2016-08-30 Thread Dimitri Maziuk
On 08/30/2016 11:15 AM, Dejan Muhamedagic wrote:

> I suppose that it is explained in enough detail here:
> 
> https://en.wikipedia.org/wiki/Shebang_(Unix)

I expect you're being deliberately obtuse.

It does not explain which program loader interprets line 1 of findif.sh:
"#!/bin/sh" when it is invoked from line 69 of IPAddr2 RA:

. ${OCF_FUNCTIONS_DIR}/findif.sh

https://github.com/ClusterLabs/resource-agents/blob/master/heartbeat/IPaddr2
https://github.com/ClusterLabs/resource-agents/blob/master/heartbeat/findif.sh

Similarly, I have not read the code so I don't know who invokes IPArrd2
and how exactly they do it. If you tell me it makes the kernel look at
the magic number and spawn whatever shell's specified there, I believe you.

PROVIDED MATERIAL |
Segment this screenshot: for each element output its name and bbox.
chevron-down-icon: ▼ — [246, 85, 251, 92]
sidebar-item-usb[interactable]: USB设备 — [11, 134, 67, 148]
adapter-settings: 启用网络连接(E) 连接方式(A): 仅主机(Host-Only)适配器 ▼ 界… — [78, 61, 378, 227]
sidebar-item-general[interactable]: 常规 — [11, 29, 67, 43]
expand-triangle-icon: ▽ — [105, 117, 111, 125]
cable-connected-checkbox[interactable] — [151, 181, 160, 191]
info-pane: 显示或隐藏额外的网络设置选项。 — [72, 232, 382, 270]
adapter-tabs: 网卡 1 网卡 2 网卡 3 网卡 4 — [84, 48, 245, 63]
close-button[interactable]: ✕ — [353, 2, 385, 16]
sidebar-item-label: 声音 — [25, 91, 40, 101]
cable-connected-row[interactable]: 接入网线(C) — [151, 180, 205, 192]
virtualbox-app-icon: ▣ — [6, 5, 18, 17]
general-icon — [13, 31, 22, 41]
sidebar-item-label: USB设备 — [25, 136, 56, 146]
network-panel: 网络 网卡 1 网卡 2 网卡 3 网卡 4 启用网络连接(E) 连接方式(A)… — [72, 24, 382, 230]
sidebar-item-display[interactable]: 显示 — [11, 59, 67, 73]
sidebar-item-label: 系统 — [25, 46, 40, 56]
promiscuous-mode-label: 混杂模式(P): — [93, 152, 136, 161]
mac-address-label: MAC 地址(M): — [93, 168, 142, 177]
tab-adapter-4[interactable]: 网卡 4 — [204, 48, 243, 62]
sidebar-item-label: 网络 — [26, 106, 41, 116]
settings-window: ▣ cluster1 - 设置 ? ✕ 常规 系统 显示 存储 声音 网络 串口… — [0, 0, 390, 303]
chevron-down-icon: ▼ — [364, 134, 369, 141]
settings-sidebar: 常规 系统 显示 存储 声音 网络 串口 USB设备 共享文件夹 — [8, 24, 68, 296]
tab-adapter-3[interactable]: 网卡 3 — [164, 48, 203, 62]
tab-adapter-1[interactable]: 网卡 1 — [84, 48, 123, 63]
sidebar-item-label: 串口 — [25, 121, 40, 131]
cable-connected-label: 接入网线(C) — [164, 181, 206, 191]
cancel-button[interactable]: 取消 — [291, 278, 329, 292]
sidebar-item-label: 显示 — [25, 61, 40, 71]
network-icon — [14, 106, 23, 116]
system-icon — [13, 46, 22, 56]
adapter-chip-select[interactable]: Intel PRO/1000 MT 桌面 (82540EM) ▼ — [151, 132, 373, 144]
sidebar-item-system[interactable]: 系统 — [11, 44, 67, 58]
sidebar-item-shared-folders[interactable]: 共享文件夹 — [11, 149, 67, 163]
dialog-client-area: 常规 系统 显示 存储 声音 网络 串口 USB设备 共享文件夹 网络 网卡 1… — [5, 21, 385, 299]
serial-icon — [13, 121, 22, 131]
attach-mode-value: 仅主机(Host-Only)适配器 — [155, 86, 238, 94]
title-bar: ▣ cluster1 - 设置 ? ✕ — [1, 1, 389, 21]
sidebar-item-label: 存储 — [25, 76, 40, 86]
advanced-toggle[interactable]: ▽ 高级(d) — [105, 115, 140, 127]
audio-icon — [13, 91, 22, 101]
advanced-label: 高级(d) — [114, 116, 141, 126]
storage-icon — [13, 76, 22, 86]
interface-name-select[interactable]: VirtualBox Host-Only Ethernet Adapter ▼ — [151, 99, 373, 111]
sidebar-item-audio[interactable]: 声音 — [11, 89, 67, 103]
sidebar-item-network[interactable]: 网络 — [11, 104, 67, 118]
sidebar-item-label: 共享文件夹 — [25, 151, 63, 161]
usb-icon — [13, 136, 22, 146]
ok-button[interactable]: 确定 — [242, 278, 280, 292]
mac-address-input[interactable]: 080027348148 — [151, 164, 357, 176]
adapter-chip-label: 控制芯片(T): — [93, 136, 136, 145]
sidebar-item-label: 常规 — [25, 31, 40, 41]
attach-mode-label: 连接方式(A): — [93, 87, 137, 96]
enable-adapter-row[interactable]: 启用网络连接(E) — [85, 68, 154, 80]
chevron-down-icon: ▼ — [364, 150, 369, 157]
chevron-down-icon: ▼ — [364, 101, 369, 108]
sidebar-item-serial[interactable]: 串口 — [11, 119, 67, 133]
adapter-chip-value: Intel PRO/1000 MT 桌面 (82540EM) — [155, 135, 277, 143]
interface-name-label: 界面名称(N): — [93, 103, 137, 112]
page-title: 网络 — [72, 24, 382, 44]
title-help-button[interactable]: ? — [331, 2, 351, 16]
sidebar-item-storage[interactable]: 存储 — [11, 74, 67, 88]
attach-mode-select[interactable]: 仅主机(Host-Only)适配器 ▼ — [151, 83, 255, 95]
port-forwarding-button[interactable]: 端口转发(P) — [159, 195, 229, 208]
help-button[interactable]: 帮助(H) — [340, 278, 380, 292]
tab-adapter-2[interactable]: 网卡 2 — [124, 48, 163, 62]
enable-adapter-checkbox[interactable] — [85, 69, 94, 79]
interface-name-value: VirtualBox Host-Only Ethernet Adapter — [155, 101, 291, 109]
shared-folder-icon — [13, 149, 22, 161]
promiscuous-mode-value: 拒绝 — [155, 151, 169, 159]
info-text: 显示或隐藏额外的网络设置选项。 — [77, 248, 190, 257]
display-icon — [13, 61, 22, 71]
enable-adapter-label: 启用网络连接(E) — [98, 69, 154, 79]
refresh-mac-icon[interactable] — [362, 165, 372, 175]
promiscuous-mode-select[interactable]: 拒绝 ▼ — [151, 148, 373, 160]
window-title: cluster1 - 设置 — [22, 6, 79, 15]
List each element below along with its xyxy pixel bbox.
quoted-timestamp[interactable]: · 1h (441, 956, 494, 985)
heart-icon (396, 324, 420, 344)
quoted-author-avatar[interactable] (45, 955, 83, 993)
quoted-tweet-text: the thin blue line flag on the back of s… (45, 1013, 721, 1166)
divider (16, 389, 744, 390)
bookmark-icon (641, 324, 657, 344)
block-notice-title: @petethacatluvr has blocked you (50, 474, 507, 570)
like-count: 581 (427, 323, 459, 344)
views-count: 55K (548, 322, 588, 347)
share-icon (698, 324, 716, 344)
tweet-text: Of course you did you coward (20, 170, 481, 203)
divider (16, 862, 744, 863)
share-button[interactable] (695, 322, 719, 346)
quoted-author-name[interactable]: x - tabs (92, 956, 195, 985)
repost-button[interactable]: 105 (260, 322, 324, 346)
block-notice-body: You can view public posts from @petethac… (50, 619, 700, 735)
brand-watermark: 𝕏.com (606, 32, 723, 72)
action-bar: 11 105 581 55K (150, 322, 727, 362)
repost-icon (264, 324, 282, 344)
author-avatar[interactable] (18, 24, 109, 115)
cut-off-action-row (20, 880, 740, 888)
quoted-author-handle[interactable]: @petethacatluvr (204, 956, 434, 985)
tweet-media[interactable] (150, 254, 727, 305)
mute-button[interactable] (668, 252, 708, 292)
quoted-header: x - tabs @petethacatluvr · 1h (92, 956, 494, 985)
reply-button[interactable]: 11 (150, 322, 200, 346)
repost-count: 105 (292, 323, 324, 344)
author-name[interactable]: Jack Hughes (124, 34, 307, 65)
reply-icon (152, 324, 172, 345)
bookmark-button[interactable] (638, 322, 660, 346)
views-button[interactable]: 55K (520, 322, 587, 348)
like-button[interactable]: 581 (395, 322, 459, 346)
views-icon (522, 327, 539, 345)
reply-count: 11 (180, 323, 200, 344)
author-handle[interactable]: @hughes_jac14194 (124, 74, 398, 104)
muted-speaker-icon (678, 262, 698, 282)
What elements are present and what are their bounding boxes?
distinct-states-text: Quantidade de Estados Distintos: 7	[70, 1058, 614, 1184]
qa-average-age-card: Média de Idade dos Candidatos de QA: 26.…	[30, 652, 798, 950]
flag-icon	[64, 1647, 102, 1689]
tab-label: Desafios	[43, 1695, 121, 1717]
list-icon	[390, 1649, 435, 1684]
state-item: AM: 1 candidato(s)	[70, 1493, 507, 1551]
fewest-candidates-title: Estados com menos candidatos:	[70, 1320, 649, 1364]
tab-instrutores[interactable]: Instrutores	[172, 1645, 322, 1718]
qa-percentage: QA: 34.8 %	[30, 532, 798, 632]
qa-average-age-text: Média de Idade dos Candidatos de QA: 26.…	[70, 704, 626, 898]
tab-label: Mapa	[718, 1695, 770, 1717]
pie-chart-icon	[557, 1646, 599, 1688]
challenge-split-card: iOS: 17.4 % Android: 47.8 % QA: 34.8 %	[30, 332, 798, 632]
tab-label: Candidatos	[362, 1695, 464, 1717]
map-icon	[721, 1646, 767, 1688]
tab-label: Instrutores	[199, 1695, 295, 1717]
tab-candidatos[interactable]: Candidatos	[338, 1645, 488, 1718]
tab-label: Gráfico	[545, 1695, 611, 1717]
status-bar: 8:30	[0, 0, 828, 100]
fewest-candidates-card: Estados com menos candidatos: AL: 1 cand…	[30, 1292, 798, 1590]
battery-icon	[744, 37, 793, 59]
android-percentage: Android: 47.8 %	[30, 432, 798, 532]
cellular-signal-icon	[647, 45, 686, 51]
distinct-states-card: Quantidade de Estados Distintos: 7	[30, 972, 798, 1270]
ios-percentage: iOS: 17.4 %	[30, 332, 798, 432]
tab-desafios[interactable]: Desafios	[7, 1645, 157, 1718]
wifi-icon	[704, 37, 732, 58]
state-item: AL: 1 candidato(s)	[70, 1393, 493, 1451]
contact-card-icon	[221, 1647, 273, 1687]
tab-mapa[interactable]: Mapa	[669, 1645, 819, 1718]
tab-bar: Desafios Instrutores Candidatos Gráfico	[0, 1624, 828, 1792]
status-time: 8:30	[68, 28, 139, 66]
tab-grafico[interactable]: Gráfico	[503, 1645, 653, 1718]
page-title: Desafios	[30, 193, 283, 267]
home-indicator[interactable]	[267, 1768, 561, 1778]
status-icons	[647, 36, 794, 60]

TASK REQUIREMENTS |
- 1) In the message, which line of the IPaddr2 RA invokes findif.sh?
- 2) Rewrite the paragraph of the message beginning "Similarly, I have not read the code" in one shorter sentence, keeping its main facts.
- 3) According to the message, why does the writer not know who invokes the resource agent or how?
The records are separate from the message and unrelated to it.

TASK-BY-TASK OUTPUTS |
- 1) Line 69.

- 2) Without having read the code, the writer doesn't know who invokes the resource agent or how, but would accept being told that the kernel reads the magic number and spawns the shell specified there.

- 3) The writer hasn't read the code.